→ Trecho:
════════

Uma tela mostra o presidente da Argentina, Javier Milei, dirigindo-se às pessoas em rede nacional de TV enquanto as pessoas jantam em um restaurante, em Buenos Aires, Argentina, 22 de abril de 2024.
Uma tela mostra o presidente da Argentina, Javier Milei, dirigindo-se às pessoas em rede nacional de TV enquanto as pessoas jantam em um restaurante, em Buenos Aires, Argentina, 22 de abril de 2024. REUTERS - Agustin Marcarian

 

Manifestação maciça

Durante a tarde desta terça-feira, setores universitários e de pesquisa vão atacar em suas manifestações justamente as consequências desse ajuste fiscal na Educação.

Se o discurso do presidente procurou convencer uma maioria de que o caminho adotado é irreversível, pode ter gerado o efeito contrário nos manifestantes, que agora têm mais incentivos para protestar.

“É difícil não vincular o pronunciamento do presidente com a manifestação universitária que vai questionar o ajuste num ponto delicado como a Educação. Como pode o presidente explicar que esse ajuste tenha sentido para a sociedade?”, questiona o analista político, Luscas Romero, diretor da Synopsis Consultores.

“Este é um governo que governa em hiper minoria, sem apoio no Congresso, sem grandes estruturas, sem governadores, sem prefeitos. Portanto, é um governo que depende basicamente do apoio da opinião pública, do apoio social. Isso requer um diálogo permanente do presidente. Por isso, Milei precisa transmitir a mensagem de que as coisas vão bem”, avalia Romero.

════════

→ Linhas fornecidas:
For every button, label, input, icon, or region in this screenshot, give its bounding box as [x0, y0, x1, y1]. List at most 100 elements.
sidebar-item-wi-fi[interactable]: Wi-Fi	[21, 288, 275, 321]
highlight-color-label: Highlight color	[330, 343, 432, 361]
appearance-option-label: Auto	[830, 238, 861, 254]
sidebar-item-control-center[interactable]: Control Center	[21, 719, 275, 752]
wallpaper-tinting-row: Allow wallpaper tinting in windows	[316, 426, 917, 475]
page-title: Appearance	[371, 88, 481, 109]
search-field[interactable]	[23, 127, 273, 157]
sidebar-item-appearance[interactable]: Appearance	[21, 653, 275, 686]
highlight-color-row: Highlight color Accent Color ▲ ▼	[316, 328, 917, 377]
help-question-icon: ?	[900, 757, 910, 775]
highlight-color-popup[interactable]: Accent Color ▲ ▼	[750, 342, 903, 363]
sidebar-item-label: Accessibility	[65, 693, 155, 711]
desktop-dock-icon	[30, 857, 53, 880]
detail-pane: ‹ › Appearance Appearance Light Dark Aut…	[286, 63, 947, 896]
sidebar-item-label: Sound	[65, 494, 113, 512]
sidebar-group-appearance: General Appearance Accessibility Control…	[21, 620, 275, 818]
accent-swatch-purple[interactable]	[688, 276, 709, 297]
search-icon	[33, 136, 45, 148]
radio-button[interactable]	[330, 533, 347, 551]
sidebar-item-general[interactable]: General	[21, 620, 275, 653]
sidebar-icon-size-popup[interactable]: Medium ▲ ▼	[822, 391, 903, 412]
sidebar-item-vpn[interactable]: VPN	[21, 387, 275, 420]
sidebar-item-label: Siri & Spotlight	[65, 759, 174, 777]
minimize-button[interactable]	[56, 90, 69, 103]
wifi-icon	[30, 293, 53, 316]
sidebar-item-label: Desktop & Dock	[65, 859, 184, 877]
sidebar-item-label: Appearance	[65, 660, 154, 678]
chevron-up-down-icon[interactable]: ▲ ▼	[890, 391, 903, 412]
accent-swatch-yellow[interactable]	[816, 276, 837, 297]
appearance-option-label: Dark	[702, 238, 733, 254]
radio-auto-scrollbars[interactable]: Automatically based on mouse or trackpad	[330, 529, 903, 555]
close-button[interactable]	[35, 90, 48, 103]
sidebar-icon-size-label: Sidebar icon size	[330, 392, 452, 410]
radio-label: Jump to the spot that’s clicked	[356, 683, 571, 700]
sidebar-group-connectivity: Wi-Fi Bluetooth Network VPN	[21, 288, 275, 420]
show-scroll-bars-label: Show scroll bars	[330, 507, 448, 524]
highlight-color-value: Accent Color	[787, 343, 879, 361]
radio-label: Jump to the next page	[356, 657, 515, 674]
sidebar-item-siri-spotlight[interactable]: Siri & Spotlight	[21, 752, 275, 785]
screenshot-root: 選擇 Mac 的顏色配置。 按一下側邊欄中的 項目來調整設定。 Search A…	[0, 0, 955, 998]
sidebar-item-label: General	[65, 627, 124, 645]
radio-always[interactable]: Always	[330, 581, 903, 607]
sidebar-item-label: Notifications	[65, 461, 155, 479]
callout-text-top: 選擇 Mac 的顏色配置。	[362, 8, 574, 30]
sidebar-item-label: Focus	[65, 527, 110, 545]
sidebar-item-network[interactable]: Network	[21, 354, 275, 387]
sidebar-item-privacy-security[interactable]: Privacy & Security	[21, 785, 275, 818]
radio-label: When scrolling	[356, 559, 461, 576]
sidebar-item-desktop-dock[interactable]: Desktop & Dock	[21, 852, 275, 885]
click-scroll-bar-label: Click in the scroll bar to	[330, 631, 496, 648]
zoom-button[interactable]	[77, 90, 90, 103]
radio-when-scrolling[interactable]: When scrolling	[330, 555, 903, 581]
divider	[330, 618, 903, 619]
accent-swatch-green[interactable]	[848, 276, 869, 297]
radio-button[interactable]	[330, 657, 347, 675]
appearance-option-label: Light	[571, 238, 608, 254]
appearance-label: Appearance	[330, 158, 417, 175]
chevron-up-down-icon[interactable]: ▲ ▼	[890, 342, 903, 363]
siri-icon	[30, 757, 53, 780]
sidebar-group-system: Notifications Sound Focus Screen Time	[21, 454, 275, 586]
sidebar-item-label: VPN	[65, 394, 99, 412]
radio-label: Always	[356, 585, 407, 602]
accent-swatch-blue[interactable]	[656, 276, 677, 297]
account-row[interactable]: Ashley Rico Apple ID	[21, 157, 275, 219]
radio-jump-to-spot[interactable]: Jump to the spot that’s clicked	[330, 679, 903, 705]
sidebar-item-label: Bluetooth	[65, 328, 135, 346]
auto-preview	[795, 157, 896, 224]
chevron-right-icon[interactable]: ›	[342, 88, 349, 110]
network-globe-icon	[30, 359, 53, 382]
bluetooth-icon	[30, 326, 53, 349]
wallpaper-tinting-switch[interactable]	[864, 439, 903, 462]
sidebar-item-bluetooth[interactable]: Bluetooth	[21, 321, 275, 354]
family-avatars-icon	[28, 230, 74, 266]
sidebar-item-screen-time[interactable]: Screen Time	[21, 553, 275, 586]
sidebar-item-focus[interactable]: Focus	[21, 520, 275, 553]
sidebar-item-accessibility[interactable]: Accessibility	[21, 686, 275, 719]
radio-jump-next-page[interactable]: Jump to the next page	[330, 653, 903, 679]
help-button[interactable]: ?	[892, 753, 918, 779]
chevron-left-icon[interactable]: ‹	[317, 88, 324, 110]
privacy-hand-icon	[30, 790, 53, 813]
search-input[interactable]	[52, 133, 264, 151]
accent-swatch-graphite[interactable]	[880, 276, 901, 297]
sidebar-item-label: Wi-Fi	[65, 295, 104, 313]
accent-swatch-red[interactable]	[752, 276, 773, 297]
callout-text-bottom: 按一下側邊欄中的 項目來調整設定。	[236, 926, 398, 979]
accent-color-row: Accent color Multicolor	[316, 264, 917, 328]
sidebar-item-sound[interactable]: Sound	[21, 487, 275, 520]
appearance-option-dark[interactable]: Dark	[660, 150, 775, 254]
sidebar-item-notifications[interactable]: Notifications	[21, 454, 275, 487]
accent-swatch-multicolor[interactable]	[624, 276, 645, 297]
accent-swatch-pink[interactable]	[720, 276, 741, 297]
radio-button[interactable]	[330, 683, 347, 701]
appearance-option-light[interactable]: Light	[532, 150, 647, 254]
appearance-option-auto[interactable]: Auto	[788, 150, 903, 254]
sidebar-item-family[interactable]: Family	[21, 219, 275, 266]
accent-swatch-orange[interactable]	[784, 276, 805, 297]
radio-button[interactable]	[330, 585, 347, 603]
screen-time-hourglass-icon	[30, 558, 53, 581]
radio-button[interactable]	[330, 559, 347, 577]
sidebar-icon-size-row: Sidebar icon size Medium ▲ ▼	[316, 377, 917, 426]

════════

→ O que fazer:
A) Responda com base no texto sobre o discurso de Milei:
(i) Em que cidade fica o restaurante onde as pessoas jantam?
(ii) Quem é o diretor da Synopsis Consultores?
(iii) Que setores vão se manifestar durante a tarde desta terça-feira?
B) Segundo Romero, no texto sobre o discurso de Milei, o governo governa sem quais apoios ou estruturas? Liste todos.
C) Transcreva do texto sobre o discurso de Milei tudo o que vai de "Se o discurso" até "da Synopsis Consultores.".

→ Respostas:
A)
(i) Buenos Aires
(ii) Luscas Romero
(iii) Setores universitários e de pesquisa

B)
- Apoio no Congresso
- Grandes estruturas
- Governadores
- Prefeitos

C)
Se o discurso do presidente procurou convencer uma maioria de que o caminho adotado é irreversível, pode ter gerado o efeito contrário nos manifestantes, que agora têm mais incentivos para protestar.

“É difícil não vincular o pronunciamento do presidente com a manifestação universitária que vai questionar o ajuste num ponto delicado como a Educação. Como pode o presidente explicar que esse ajuste tenha sentido para a sociedade?”, questiona o analista político, Luscas Romero, diretor da Synopsis Consultores.